▶ [Aim]: Copy out the lines of the material word for word, starting at the line that contains "error-bar-c-n (339, 894, 352, 904)" and ending at the line that contains "error-bar-a-nk (257, 86, 269, 93)", with both of those lines included.

++++++++++++++++++++

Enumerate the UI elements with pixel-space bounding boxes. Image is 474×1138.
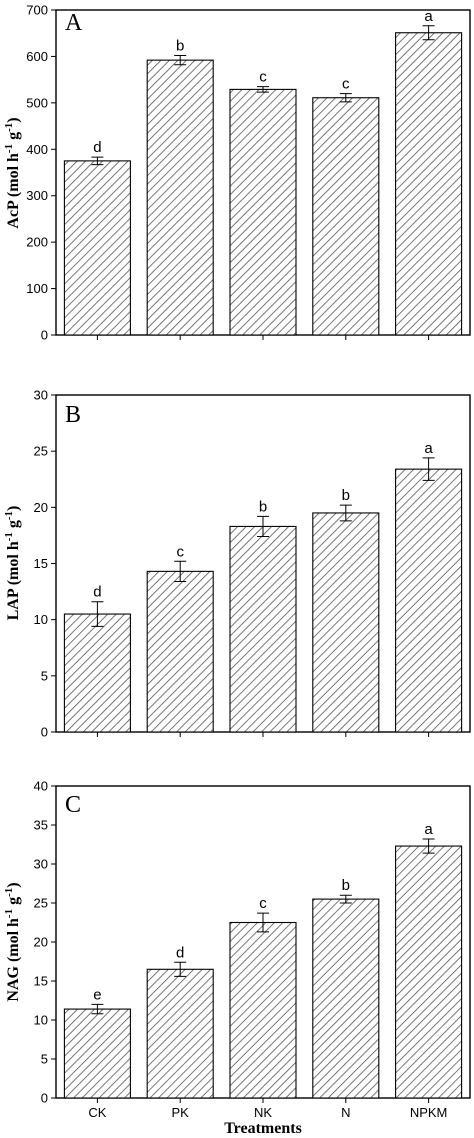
error-bar-c-n (339, 894, 352, 904)
y-ticks-c: 0 5 10 15 20 25 30 35 40 (34, 779, 56, 1106)
bars-b: d c b b a (63, 440, 463, 737)
panel-letter-c: C (65, 792, 81, 818)
error-bar-c-ck (91, 1003, 104, 1015)
error-bar-b-nk (257, 515, 269, 538)
y-tick-label-c-6: 30 (34, 857, 48, 872)
sig-letter-b-n: b (342, 487, 350, 504)
bar-a-n (312, 97, 380, 336)
y-tick-label-c-8: 40 (34, 779, 48, 794)
bar-b-ck (63, 613, 131, 733)
error-bar-a-n (339, 93, 352, 103)
y-tick-label-c-2: 10 (34, 1013, 48, 1028)
x-tick-label-nk: NK (254, 1105, 272, 1120)
y-tick-label-c-1: 5 (41, 1052, 48, 1067)
bar-a-pk (146, 59, 214, 336)
error-bar-b-ck (91, 601, 104, 627)
x-tick-label-ck: CK (88, 1105, 106, 1120)
x-tick-label-npkm: NPKM (410, 1105, 448, 1120)
bar-b-nk (229, 525, 297, 733)
y-tick-label-c-4: 20 (34, 935, 48, 950)
y-tick-label-c-7: 35 (34, 818, 48, 833)
sig-letter-a-npkm: a (424, 8, 433, 25)
y-axis-title-c: NAG (mol h-1 g-1) (3, 882, 22, 1001)
sig-letter-b-nk: b (259, 498, 267, 515)
bar-a-ck (63, 160, 131, 336)
sig-letter-a-ck: d (93, 139, 101, 156)
y-tick-label-b-0: 0 (41, 725, 48, 740)
error-bar-a-nk (257, 86, 269, 93)
error-bar-b-npkm (422, 457, 435, 481)
sig-letter-c-n: b (342, 877, 350, 894)
panel-letter-b: B (65, 402, 81, 428)
bar-b-pk (146, 570, 214, 733)
sig-letter-c-pk: d (176, 944, 184, 961)
sig-letter-b-ck: d (93, 584, 101, 601)
y-tick-label-a-1: 100 (26, 281, 48, 296)
error-bar-c-nk (257, 912, 269, 933)
y-tick-label-c-3: 15 (34, 974, 48, 989)
sig-letter-b-pk: c (176, 543, 184, 560)
y-tick-label-b-4: 20 (34, 500, 48, 515)
error-bar-a-npkm (422, 25, 435, 41)
y-tick-label-b-1: 5 (41, 668, 48, 683)
sig-letter-a-nk: c (259, 69, 267, 86)
sig-letter-c-npkm: a (424, 821, 433, 838)
y-ticks-b: 0 5 10 15 20 25 30 (34, 388, 56, 740)
bar-c-nk (229, 921, 297, 1099)
sig-letter-a-n: c (342, 76, 350, 93)
y-ticks-a: 0 100 200 300 400 500 600 700 (26, 3, 56, 343)
error-bar-c-pk (174, 961, 187, 977)
x-ticks-c: CK PK NK N NPKM (88, 1105, 447, 1120)
x-axis-title: Treatments (224, 1120, 302, 1137)
bar-c-ck (63, 1008, 131, 1099)
panel-letter-a: A (65, 10, 83, 36)
y-tick-label-a-3: 300 (26, 188, 48, 203)
bar-b-npkm (395, 468, 463, 733)
error-bar-a-pk (174, 55, 187, 66)
bars-c: e d c b a (63, 821, 463, 1103)
panel-c: C NAG (mol h-1 g-1) 0 5 10 15 20 25 30 35 40 e d c… (3, 779, 471, 1137)
sig-letter-b-npkm: a (424, 440, 433, 457)
sig-letter-a-pk: b (176, 38, 184, 55)
error-bar-b-n (339, 504, 352, 522)
error-bar-b-pk (174, 560, 187, 582)
y-tick-label-b-5: 25 (34, 444, 48, 459)
bar-c-pk (146, 968, 214, 1099)
bar-c-n (312, 898, 380, 1099)
y-tick-label-a-7: 700 (26, 3, 48, 18)
error-bar-c-npkm (422, 838, 435, 854)
y-tick-label-b-3: 15 (34, 556, 48, 571)
y-tick-label-b-6: 30 (34, 388, 48, 403)
bar-b-n (312, 512, 380, 733)
panel-b: B LAP (mol h-1 g-1) 0 5 10 15 20 25 30 d c b b a (3, 388, 471, 740)
x-tick-label-pk: PK (172, 1105, 190, 1120)
bar-c-npkm (395, 845, 463, 1099)
y-axis-title-a: AcP (mol h-1 g-1) (3, 117, 22, 228)
y-tick-label-a-4: 400 (26, 142, 48, 157)
y-tick-label-a-5: 500 (26, 95, 48, 110)
y-tick-label-b-2: 10 (34, 612, 48, 627)
bar-a-npkm (395, 32, 463, 336)
panel-a: A AcP (mol h-1 g-1) 0 100 200 300 400 500 600 7… (3, 3, 471, 343)
x-tick-label-n: N (341, 1105, 350, 1120)
bars-a: d b c c a (63, 8, 463, 340)
sig-letter-c-nk: c (259, 895, 267, 912)
y-tick-label-c-0: 0 (41, 1091, 48, 1106)
sig-letter-c-ck: e (93, 986, 101, 1003)
y-tick-label-a-2: 200 (26, 235, 48, 250)
y-tick-label-c-5: 25 (34, 896, 48, 911)
y-axis-title-b: LAP (mol h-1 g-1) (3, 506, 22, 621)
y-tick-label-a-6: 600 (26, 49, 48, 64)
bar-a-nk (229, 88, 297, 336)
y-tick-label-a-0: 0 (41, 328, 48, 343)
error-bar-a-ck (91, 156, 104, 166)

++++++++++++++++++++

▶ [Answer to the problem]:
error-bar-c-n (339, 894, 352, 904)
y-ticks-c: 0 5 10 15 20 25 30 35 40 (34, 779, 56, 1106)
bars-b: d c b b a (63, 440, 463, 737)
panel-letter-c: C (65, 792, 81, 818)
error-bar-c-ck (91, 1003, 104, 1015)
error-bar-b-nk (257, 515, 269, 538)
y-tick-label-c-6: 30 (34, 857, 48, 872)
sig-letter-b-n: b (342, 487, 350, 504)
bar-a-n (312, 97, 380, 336)
y-tick-label-c-8: 40 (34, 779, 48, 794)
bar-b-ck (63, 613, 131, 733)
error-bar-a-n (339, 93, 352, 103)
y-tick-label-c-2: 10 (34, 1013, 48, 1028)
x-tick-label-nk: NK (254, 1105, 272, 1120)
y-tick-label-c-1: 5 (41, 1052, 48, 1067)
bar-a-pk (146, 59, 214, 336)
error-bar-b-ck (91, 601, 104, 627)
x-tick-label-ck: CK (88, 1105, 106, 1120)
x-tick-label-npkm: NPKM (410, 1105, 448, 1120)
bar-b-nk (229, 525, 297, 733)
y-tick-label-c-4: 20 (34, 935, 48, 950)
y-tick-label-c-7: 35 (34, 818, 48, 833)
sig-letter-a-npkm: a (424, 8, 433, 25)
y-axis-title-c: NAG (mol h-1 g-1) (3, 882, 22, 1001)
sig-letter-b-nk: b (259, 498, 267, 515)
bar-a-ck (63, 160, 131, 336)
sig-letter-a-ck: d (93, 139, 101, 156)
y-tick-label-b-0: 0 (41, 725, 48, 740)
error-bar-a-nk (257, 86, 269, 93)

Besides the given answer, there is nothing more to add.